Dataset entries:
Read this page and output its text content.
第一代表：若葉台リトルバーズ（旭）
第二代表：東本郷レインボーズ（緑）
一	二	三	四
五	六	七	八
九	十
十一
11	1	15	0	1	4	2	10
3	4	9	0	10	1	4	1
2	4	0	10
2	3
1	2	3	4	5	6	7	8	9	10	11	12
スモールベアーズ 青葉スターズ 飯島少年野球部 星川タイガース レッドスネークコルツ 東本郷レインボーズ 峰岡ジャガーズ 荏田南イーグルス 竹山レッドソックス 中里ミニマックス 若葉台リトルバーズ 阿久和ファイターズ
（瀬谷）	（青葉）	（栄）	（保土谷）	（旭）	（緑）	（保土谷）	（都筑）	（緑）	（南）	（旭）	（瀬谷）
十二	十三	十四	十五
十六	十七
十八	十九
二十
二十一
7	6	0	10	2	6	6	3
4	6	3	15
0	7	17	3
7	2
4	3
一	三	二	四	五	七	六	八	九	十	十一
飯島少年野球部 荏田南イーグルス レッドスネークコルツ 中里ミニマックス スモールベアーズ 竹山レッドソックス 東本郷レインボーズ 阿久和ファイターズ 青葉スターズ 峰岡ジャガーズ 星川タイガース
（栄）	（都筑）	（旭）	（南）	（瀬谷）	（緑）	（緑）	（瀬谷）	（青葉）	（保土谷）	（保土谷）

# THE PROBLEM:
Gather each line from the listing above that holds "峰岡ジャガーズ".

# PROBLEM SOLUTION:
スモールベアーズ 青葉スターズ 飯島少年野球部 星川タイガース レッドスネークコルツ 東本郷レインボーズ 峰岡ジャガーズ 荏田南イーグルス 竹山レッドソックス 中里ミニマックス 若葉台リトルバーズ 阿久和ファイターズ
飯島少年野球部 荏田南イーグルス レッドスネークコルツ 中里ミニマックス スモールベアーズ 竹山レッドソックス 東本郷レインボーズ 阿久和ファイターズ 青葉スターズ 峰岡ジャガーズ 星川タイガース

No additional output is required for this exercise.